### [Exercise prompt]
Gather every line of the items below that contains the word "jiusicloud", matching its case exactly.

### [Given information]
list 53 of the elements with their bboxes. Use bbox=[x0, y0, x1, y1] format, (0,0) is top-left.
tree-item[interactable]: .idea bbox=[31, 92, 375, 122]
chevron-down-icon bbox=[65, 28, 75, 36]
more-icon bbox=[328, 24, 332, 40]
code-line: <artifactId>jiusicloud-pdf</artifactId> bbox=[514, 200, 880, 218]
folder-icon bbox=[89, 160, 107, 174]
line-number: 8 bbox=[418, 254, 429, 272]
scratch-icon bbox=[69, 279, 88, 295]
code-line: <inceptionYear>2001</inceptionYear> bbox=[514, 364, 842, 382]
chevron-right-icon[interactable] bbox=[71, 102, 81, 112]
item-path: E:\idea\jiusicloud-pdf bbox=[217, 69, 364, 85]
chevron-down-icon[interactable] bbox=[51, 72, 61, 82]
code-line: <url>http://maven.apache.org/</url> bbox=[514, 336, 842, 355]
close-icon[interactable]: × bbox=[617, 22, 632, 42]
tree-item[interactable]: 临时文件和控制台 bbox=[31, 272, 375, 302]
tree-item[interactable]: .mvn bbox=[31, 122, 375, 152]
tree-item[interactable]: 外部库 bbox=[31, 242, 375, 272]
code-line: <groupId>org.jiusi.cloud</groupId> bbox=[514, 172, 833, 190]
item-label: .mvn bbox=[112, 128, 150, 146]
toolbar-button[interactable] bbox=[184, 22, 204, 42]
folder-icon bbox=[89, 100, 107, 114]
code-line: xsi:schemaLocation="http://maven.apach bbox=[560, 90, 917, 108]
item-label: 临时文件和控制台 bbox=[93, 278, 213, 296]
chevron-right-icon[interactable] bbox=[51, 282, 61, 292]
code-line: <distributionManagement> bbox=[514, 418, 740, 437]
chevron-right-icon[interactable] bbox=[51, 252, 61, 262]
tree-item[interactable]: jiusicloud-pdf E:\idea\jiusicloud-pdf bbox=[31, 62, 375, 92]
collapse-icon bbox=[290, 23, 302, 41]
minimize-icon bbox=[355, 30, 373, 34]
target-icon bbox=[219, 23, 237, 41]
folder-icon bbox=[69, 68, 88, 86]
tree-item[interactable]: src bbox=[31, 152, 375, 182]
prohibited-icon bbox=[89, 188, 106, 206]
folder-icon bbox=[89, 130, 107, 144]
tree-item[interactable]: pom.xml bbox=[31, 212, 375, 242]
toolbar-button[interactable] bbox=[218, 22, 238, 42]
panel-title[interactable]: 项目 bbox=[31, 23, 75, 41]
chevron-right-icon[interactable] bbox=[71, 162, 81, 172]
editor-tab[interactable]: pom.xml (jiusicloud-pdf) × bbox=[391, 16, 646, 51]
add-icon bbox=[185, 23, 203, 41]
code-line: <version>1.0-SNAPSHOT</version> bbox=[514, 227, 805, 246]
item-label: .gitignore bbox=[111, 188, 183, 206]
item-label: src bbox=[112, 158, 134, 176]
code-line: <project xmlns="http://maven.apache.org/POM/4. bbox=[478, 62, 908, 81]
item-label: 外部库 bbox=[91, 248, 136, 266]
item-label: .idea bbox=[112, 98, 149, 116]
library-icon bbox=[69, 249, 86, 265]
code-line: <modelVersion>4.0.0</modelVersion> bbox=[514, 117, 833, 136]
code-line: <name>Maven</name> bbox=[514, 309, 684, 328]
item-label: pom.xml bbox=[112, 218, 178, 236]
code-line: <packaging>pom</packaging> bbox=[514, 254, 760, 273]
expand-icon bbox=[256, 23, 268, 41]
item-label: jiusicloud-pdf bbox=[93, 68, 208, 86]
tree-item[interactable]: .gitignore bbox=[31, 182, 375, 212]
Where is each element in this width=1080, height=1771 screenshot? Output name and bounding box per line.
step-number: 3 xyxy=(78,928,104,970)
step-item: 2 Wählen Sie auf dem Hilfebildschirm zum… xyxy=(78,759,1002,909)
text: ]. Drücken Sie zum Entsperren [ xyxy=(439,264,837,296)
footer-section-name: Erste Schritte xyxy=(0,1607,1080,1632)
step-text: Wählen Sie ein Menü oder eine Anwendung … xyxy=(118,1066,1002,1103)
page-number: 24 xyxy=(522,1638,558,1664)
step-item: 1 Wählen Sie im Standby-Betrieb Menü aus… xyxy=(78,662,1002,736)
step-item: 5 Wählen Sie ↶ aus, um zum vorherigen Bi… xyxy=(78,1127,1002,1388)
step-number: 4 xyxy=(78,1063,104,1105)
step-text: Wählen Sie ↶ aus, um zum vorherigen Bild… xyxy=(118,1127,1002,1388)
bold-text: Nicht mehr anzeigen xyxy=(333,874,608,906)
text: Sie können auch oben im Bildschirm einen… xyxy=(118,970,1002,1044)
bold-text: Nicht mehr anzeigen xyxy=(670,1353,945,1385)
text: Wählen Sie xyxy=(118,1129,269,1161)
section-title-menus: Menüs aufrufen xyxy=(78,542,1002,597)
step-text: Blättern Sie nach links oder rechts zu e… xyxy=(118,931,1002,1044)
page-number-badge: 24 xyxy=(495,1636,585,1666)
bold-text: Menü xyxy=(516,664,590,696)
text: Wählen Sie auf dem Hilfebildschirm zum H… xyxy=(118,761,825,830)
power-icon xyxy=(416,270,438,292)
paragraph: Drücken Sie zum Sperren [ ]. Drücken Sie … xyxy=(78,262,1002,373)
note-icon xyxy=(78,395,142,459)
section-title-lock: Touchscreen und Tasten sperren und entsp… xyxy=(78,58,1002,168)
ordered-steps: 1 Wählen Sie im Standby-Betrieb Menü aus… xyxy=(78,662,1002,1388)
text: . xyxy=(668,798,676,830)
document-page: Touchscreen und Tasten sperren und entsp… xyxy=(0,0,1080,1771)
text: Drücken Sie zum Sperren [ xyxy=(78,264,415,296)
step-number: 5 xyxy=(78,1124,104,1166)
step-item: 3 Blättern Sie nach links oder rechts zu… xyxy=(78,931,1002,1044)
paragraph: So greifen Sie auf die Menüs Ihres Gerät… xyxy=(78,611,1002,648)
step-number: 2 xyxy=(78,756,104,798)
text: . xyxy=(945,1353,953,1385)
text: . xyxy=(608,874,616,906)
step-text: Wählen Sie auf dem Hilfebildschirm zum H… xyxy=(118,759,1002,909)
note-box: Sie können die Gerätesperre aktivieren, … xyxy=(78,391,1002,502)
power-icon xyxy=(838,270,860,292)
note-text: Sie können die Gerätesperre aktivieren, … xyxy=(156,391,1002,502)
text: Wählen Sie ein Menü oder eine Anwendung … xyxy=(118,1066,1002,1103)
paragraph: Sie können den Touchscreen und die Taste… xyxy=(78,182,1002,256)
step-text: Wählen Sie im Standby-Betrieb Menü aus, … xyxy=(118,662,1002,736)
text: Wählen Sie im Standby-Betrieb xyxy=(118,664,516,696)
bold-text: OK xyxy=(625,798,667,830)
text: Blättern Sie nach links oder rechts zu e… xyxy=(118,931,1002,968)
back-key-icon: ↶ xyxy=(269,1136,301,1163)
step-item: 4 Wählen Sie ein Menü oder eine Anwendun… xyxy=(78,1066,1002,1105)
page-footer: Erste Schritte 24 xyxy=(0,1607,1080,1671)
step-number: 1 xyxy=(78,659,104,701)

### [Solution]
code-line: <artifactId>jiusicloud-pdf</artifactId> bbox=[514, 200, 880, 218]
item-path: E:\idea\jiusicloud-pdf bbox=[217, 69, 364, 85]
tree-item[interactable]: jiusicloud-pdf E:\idea\jiusicloud-pdf bbox=[31, 62, 375, 92]
editor-tab[interactable]: pom.xml (jiusicloud-pdf) × bbox=[391, 16, 646, 51]
item-label: jiusicloud-pdf bbox=[93, 68, 208, 86]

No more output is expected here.